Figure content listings
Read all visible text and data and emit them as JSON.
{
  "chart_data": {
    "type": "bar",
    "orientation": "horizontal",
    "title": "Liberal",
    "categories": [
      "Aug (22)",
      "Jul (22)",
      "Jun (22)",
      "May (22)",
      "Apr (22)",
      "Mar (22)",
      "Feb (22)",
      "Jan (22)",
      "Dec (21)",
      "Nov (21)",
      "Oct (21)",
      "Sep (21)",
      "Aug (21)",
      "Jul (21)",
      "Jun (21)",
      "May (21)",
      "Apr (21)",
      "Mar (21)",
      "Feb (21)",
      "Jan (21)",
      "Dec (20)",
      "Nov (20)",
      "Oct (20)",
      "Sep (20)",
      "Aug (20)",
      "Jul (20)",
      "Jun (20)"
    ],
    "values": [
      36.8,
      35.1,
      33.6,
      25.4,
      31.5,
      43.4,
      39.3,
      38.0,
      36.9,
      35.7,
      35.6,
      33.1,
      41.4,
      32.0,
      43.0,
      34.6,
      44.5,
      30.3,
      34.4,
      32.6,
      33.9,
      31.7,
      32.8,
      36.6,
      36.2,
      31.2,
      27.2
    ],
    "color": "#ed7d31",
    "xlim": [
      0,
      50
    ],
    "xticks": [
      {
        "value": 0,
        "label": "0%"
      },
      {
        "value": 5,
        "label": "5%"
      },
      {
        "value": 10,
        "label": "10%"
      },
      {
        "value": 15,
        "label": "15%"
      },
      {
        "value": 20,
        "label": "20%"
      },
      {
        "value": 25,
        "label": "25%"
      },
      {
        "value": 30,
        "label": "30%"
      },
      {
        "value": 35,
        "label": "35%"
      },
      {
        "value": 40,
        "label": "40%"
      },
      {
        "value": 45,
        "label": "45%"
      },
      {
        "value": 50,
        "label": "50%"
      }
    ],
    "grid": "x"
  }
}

→ Given request: Show every line from the entries above in which the word "label" appears.

→ Result of the exercise:
        "label": "0%"
        "label": "5%"
        "label": "10%"
        "label": "15%"
        "label": "20%"
        "label": "25%"
        "label": "30%"
        "label": "35%"
        "label": "40%"
        "label": "45%"
        "label": "50%"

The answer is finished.